Reply only with how many lines contain the word "Dataflow".

## Exercise materials
══════════════════════════════

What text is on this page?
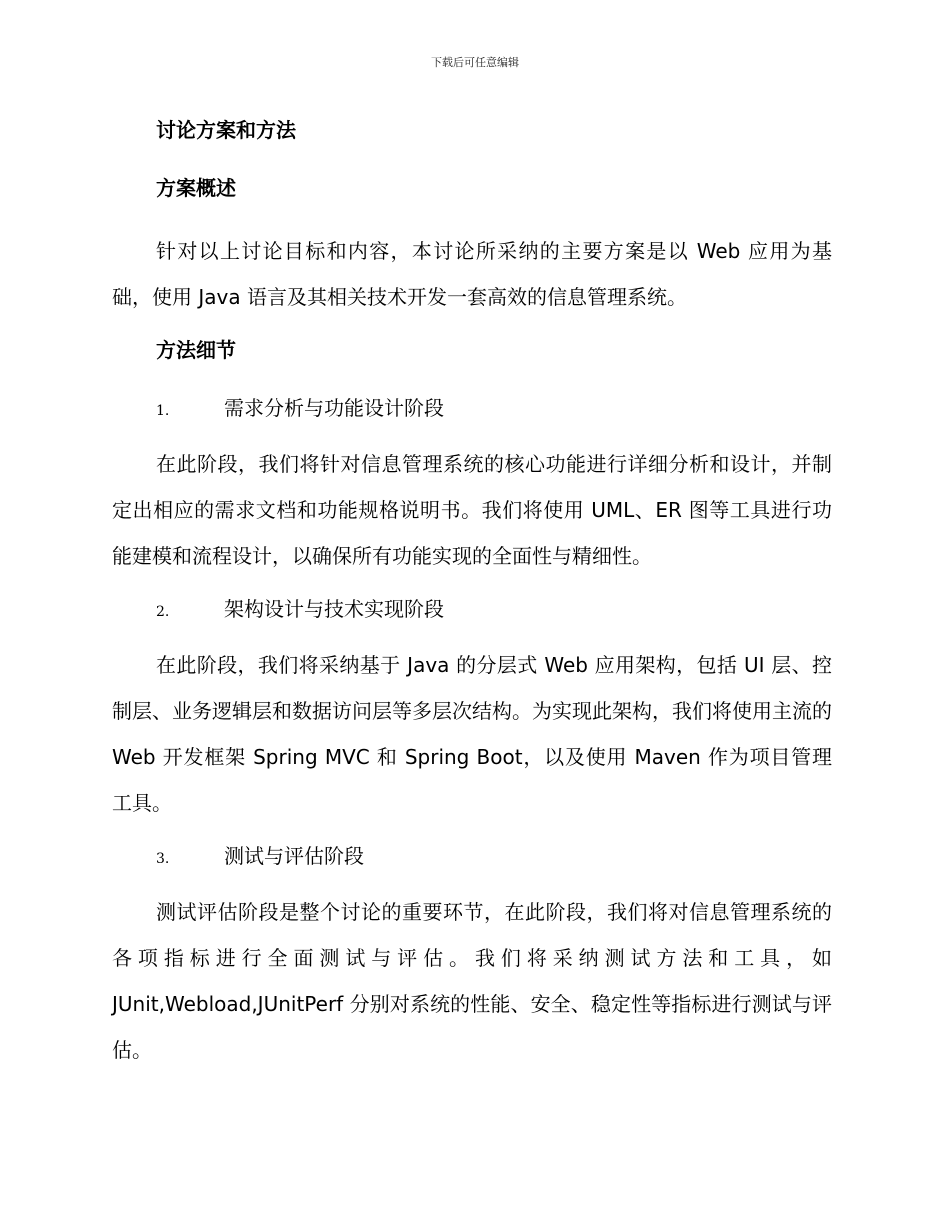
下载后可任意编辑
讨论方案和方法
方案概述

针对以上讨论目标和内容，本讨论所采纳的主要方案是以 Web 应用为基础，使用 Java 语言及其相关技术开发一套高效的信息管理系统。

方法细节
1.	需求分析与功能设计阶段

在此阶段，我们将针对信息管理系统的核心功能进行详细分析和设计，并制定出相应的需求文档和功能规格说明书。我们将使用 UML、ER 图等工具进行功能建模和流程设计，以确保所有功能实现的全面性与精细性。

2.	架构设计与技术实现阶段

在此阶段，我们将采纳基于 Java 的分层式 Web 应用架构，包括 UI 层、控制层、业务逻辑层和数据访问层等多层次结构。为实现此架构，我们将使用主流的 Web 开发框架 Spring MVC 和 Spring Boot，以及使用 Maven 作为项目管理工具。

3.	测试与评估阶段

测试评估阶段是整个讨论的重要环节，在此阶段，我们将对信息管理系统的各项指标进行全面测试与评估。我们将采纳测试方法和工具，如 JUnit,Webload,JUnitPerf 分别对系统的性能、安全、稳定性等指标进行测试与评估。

══════════════════════════════

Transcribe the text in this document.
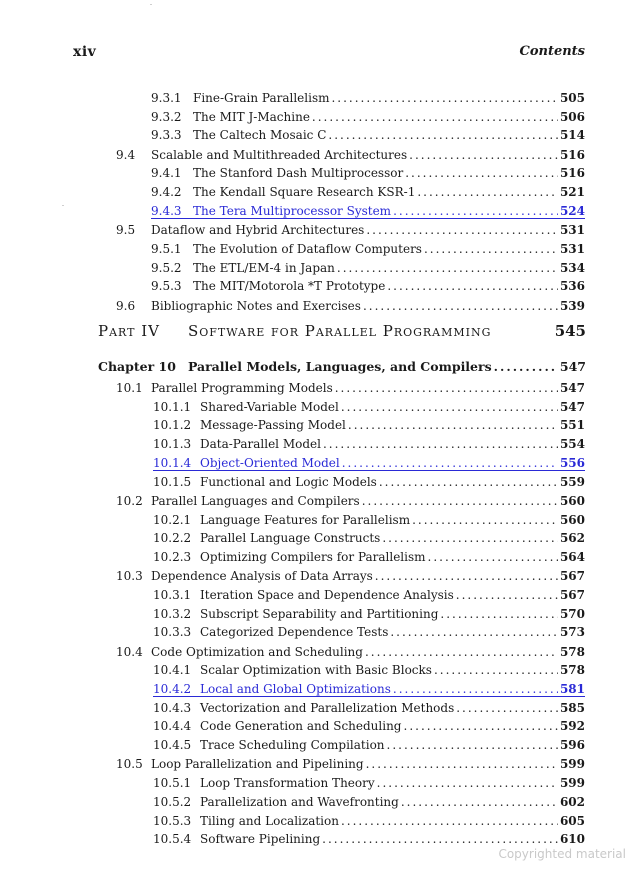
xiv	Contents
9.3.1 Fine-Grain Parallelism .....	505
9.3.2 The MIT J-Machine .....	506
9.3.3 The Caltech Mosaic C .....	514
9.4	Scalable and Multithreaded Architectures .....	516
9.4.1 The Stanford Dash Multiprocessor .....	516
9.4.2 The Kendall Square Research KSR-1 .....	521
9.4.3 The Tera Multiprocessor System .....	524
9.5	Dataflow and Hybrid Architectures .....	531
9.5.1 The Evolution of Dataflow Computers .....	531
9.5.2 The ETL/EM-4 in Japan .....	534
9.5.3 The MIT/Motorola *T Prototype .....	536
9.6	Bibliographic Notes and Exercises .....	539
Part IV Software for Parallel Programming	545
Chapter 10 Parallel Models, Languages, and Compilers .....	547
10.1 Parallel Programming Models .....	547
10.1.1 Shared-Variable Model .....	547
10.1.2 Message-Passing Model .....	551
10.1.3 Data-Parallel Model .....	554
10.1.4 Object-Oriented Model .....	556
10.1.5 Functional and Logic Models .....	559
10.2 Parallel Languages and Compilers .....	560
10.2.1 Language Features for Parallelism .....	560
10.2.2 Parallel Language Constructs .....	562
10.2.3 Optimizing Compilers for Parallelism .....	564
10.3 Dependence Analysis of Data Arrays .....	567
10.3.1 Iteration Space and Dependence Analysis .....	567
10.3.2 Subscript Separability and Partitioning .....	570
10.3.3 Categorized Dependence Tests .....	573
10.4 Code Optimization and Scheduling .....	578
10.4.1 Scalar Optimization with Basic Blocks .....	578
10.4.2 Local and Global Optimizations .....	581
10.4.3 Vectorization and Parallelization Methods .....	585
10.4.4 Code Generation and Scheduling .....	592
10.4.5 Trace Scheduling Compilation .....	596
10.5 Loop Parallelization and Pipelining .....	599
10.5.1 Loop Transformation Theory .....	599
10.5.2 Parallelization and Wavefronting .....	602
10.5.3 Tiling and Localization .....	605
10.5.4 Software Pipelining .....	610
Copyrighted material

══════════════════════════════

## Expected answer
2